(Dataset records)
════
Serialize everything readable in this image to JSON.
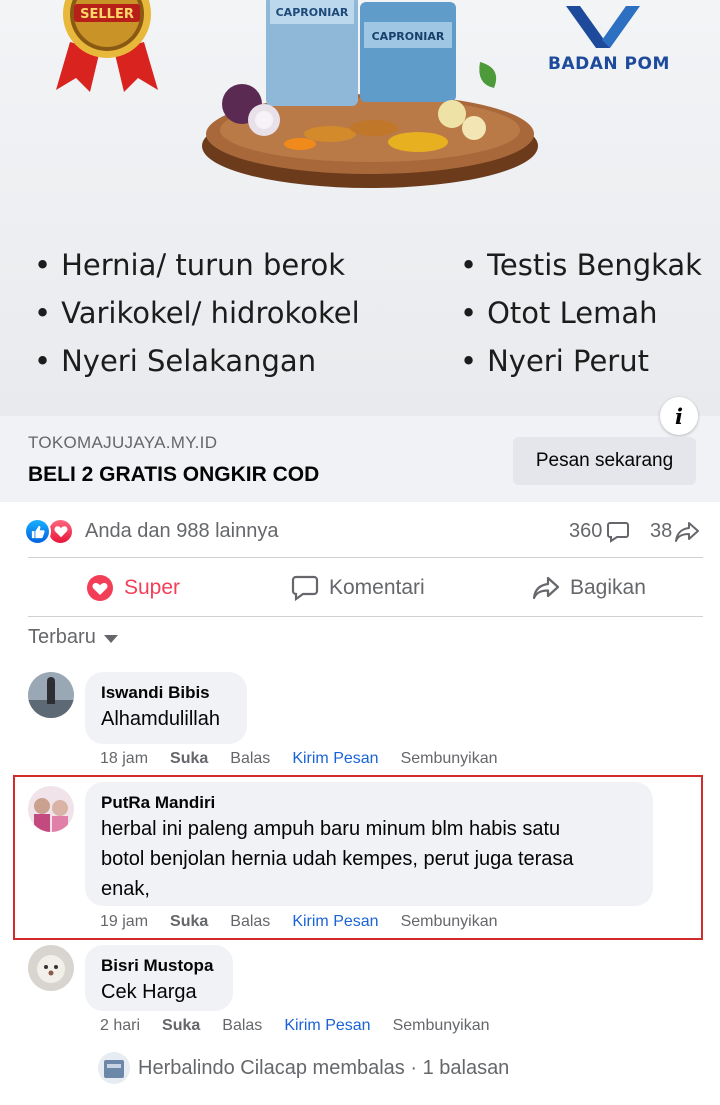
{
  "ad": {
    "seller_badge": "SELLER",
    "badan_pom": "BADAN POM",
    "product_label": "CAPRONIAR prima",
    "bullets_left": [
      "Hernia/ turun berok",
      "Varikokel/ hidrokokel",
      "Nyeri Selakangan"
    ],
    "bullets_right": [
      "Testis Bengkak",
      "Otot Lemah",
      "Nyeri Perut"
    ],
    "domain": "TOKOMAJUJAYA.MY.ID",
    "headline": "BELI 2 GRATIS ONGKIR COD",
    "cta_label": "Pesan sekarang",
    "info_icon": "i"
  },
  "reactions": {
    "summary": "Anda dan 988 lainnya",
    "comment_count": "360",
    "share_count": "38"
  },
  "actions": {
    "super_label": "Super",
    "comment_label": "Komentari",
    "share_label": "Bagikan"
  },
  "sort": {
    "label": "Terbaru"
  },
  "comments": [
    {
      "author": "Iswandi Bibis",
      "text": "Alhamdulillah",
      "time": "18 jam",
      "like": "Suka",
      "reply": "Balas",
      "message": "Kirim Pesan",
      "hide": "Sembunyikan"
    },
    {
      "author": "PutRa Mandiri",
      "text_lines": [
        "herbal ini paleng ampuh baru minum blm habis satu",
        "botol benjolan hernia udah kempes, perut juga terasa",
        "enak,"
      ],
      "time": "19 jam",
      "like": "Suka",
      "reply": "Balas",
      "message": "Kirim Pesan",
      "hide": "Sembunyikan"
    },
    {
      "author": "Bisri Mustopa",
      "text": "Cek Harga",
      "time": "2 hari",
      "like": "Suka",
      "reply": "Balas",
      "message": "Kirim Pesan",
      "hide": "Sembunyikan"
    }
  ],
  "reply_summary": "Herbalindo Cilacap membalas · 1 balasan",
  "colors": {
    "super_red": "#f33e58",
    "link_blue": "#1a63d6",
    "highlight_red": "#d22b2b",
    "badan_pom_blue": "#1e4a9b"
  }
}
════
SET EXERCISE = Say how many lines in this listing hold the string "author", giving the count and nothing more.

FULL ANSWER = 3